··· Material for this task ···

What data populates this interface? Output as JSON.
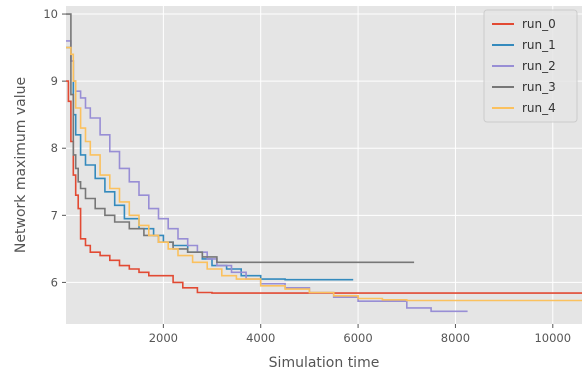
{
  "chart_data": {
    "type": "line",
    "title": "",
    "xlabel": "Simulation time",
    "ylabel": "Network maximum value",
    "xlim": [
      0,
      10600
    ],
    "ylim": [
      5.38,
      10.12
    ],
    "xticks": [
      2000,
      4000,
      6000,
      8000,
      10000
    ],
    "xtick_labels": [
      "2000",
      "4000",
      "6000",
      "8000",
      "10000"
    ],
    "yticks": [
      6,
      7,
      8,
      9,
      10
    ],
    "ytick_labels": [
      "6",
      "7",
      "8",
      "9",
      "10"
    ],
    "grid": true,
    "legend_position": "top-right",
    "colors": {
      "background": "#e5e5e5",
      "grid": "#ffffff",
      "run_0": "#e24a33",
      "run_1": "#348abd",
      "run_2": "#988ed5",
      "run_3": "#777777",
      "run_4": "#fbc15e"
    },
    "series": [
      {
        "name": "run_0",
        "x": [
          0,
          50,
          100,
          150,
          200,
          250,
          300,
          400,
          500,
          700,
          900,
          1100,
          1300,
          1500,
          1700,
          2000,
          2200,
          2400,
          2700,
          3000,
          3500,
          4500,
          5500,
          10600
        ],
        "y": [
          9.0,
          8.7,
          8.1,
          7.6,
          7.3,
          7.1,
          6.65,
          6.55,
          6.45,
          6.4,
          6.33,
          6.25,
          6.2,
          6.15,
          6.1,
          6.1,
          6.0,
          5.92,
          5.85,
          5.84,
          5.84,
          5.84,
          5.84,
          5.84
        ]
      },
      {
        "name": "run_1",
        "x": [
          0,
          100,
          150,
          200,
          300,
          400,
          600,
          800,
          1000,
          1200,
          1500,
          1800,
          2000,
          2200,
          2500,
          2800,
          3000,
          3300,
          3600,
          4000,
          4500,
          5000,
          5900
        ],
        "y": [
          9.5,
          9.3,
          8.5,
          8.2,
          7.9,
          7.75,
          7.55,
          7.35,
          7.15,
          6.95,
          6.8,
          6.7,
          6.6,
          6.55,
          6.45,
          6.35,
          6.25,
          6.2,
          6.1,
          6.05,
          6.04,
          6.04,
          6.04
        ]
      },
      {
        "name": "run_2",
        "x": [
          0,
          100,
          150,
          200,
          300,
          400,
          500,
          700,
          900,
          1100,
          1300,
          1500,
          1700,
          1900,
          2100,
          2300,
          2500,
          2700,
          2900,
          3100,
          3400,
          3700,
          4000,
          4500,
          5000,
          5500,
          6000,
          6500,
          7000,
          7500,
          8250
        ],
        "y": [
          9.6,
          9.3,
          9.0,
          8.85,
          8.75,
          8.6,
          8.45,
          8.2,
          7.95,
          7.7,
          7.5,
          7.3,
          7.1,
          6.95,
          6.8,
          6.65,
          6.55,
          6.45,
          6.35,
          6.25,
          6.15,
          6.05,
          5.98,
          5.92,
          5.85,
          5.78,
          5.72,
          5.72,
          5.62,
          5.57,
          5.57
        ]
      },
      {
        "name": "run_3",
        "x": [
          0,
          100,
          150,
          200,
          250,
          300,
          400,
          600,
          800,
          1000,
          1300,
          1600,
          1900,
          2200,
          2500,
          2800,
          3100,
          3500,
          4000,
          7150
        ],
        "y": [
          10.0,
          8.8,
          7.9,
          7.7,
          7.5,
          7.4,
          7.25,
          7.1,
          7.0,
          6.9,
          6.8,
          6.7,
          6.6,
          6.5,
          6.45,
          6.38,
          6.3,
          6.3,
          6.3,
          6.3
        ]
      },
      {
        "name": "run_4",
        "x": [
          0,
          100,
          150,
          200,
          300,
          400,
          500,
          700,
          900,
          1100,
          1300,
          1500,
          1700,
          1900,
          2100,
          2300,
          2600,
          2900,
          3200,
          3500,
          4000,
          4500,
          5000,
          5500,
          6000,
          6500,
          7000,
          8000,
          10600
        ],
        "y": [
          9.5,
          9.4,
          9.0,
          8.6,
          8.3,
          8.1,
          7.9,
          7.6,
          7.4,
          7.2,
          7.0,
          6.85,
          6.7,
          6.6,
          6.5,
          6.4,
          6.3,
          6.2,
          6.1,
          6.05,
          5.95,
          5.9,
          5.85,
          5.8,
          5.76,
          5.74,
          5.73,
          5.73,
          5.73
        ]
      }
    ]
  }
}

···

The answer is a single number: how many lines include the word "name"?

- [Right answer] 5